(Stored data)
----------
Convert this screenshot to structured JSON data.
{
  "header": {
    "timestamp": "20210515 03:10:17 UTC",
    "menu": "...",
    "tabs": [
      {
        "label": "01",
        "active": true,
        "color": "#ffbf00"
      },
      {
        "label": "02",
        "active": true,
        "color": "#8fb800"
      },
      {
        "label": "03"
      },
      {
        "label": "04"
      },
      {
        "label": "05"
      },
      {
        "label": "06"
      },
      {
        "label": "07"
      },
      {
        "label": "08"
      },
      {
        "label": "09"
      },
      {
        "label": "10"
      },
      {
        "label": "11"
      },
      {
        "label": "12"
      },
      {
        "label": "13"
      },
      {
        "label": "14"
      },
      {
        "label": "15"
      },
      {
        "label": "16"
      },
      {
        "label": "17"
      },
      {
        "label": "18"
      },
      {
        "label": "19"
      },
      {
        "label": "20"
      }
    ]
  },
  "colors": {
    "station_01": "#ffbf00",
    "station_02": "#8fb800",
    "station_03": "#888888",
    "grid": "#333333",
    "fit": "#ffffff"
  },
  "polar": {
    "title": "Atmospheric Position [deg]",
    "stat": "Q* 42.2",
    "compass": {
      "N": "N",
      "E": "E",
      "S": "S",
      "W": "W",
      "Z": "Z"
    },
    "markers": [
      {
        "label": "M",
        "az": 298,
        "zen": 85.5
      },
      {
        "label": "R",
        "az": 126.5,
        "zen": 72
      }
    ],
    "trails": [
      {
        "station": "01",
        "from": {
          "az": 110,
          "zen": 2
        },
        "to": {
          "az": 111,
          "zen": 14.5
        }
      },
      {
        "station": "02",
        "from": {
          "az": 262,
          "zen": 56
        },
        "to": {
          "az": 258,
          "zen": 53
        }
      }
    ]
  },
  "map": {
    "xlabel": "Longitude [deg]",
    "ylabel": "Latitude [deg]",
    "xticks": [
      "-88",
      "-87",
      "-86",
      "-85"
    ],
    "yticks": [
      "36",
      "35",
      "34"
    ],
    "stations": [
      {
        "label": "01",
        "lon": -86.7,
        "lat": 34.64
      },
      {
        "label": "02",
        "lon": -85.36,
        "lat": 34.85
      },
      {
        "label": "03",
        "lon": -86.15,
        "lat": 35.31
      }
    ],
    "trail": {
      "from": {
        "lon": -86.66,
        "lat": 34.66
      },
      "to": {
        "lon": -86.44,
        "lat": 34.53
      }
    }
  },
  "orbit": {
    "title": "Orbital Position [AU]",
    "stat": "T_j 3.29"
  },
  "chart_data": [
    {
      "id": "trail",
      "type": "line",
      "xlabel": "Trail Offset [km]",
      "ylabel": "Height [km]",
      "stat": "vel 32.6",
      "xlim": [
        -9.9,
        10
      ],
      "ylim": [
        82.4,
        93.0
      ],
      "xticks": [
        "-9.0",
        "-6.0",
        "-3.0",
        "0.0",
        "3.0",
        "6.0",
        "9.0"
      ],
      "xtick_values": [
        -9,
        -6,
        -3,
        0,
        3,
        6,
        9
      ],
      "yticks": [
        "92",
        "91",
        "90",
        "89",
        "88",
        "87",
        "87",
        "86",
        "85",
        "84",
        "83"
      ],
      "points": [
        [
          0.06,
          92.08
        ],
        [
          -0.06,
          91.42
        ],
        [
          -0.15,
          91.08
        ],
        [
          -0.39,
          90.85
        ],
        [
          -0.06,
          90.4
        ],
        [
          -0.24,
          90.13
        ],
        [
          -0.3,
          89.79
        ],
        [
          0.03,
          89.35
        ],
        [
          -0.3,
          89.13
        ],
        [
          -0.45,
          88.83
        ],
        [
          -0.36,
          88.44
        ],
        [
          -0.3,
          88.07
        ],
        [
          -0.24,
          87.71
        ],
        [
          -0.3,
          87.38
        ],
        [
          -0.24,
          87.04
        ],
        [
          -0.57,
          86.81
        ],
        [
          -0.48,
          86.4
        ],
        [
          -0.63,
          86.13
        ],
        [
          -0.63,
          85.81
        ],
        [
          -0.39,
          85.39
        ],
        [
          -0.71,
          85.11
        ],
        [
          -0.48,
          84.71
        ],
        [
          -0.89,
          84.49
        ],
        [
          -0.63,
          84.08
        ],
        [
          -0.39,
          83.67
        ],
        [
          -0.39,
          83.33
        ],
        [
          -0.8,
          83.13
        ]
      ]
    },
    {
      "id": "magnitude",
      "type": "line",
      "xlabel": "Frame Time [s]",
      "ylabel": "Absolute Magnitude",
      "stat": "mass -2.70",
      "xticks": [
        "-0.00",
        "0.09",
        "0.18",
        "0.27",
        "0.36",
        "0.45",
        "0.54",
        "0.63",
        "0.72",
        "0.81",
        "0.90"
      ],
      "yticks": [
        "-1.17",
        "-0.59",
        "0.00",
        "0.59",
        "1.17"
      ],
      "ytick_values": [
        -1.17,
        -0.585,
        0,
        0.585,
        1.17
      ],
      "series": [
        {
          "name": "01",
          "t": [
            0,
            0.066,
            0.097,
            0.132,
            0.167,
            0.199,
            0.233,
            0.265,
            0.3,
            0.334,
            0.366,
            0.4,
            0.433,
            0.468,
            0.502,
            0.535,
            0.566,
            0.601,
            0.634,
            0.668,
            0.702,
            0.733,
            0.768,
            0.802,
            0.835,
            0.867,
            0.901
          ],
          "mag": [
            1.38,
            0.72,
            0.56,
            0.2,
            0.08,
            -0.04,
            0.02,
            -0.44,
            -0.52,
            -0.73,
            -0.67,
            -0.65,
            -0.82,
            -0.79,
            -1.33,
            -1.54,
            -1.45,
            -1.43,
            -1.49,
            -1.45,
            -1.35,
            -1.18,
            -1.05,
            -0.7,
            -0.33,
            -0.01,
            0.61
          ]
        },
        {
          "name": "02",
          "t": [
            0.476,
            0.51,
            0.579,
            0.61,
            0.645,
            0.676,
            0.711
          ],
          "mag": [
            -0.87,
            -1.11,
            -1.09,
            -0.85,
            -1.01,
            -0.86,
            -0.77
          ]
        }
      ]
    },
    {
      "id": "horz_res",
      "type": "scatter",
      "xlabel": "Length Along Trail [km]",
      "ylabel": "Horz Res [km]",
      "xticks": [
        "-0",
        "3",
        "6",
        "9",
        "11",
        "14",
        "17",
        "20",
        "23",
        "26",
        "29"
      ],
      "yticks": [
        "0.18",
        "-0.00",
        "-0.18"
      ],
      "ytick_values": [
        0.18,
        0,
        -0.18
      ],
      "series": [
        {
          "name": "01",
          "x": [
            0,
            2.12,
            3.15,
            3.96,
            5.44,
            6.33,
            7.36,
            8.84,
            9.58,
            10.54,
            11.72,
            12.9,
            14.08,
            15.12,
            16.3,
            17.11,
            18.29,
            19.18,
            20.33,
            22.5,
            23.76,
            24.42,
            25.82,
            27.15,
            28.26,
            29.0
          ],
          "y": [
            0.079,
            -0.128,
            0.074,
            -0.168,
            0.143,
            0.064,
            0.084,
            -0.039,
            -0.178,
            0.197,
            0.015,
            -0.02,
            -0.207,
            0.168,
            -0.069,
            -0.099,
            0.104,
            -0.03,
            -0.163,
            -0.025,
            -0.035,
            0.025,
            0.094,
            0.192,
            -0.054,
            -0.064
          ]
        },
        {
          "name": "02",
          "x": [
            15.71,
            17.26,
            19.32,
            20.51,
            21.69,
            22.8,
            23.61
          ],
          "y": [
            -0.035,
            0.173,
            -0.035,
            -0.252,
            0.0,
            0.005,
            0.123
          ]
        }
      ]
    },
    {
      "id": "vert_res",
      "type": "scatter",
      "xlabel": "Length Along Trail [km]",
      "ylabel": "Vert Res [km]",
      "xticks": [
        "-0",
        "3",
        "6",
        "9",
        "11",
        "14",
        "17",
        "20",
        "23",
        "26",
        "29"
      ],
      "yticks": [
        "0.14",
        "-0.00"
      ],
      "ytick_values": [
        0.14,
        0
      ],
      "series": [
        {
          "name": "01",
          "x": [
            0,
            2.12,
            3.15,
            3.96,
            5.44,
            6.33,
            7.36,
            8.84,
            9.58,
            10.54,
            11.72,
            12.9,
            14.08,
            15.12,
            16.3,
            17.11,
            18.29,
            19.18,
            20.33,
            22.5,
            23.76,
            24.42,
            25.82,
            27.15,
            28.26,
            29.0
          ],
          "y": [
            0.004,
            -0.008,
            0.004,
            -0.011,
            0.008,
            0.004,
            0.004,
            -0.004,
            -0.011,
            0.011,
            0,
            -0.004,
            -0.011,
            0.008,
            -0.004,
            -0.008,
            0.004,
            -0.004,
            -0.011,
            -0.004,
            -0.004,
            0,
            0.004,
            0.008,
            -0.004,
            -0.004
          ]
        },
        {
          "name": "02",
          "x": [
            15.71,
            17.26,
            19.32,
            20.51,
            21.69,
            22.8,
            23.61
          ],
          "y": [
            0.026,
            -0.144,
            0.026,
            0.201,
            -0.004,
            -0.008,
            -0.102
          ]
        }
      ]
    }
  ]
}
----------
● Instructions for the task
Find all lines with "ylabel" in them and copy each one.

● Task answer
    "ylabel": "Latitude [deg]",
      "ylabel": "Height [km]",
      "ylabel": "Absolute Magnitude",
      "ylabel": "Horz Res [km]",
      "ylabel": "Vert Res [km]",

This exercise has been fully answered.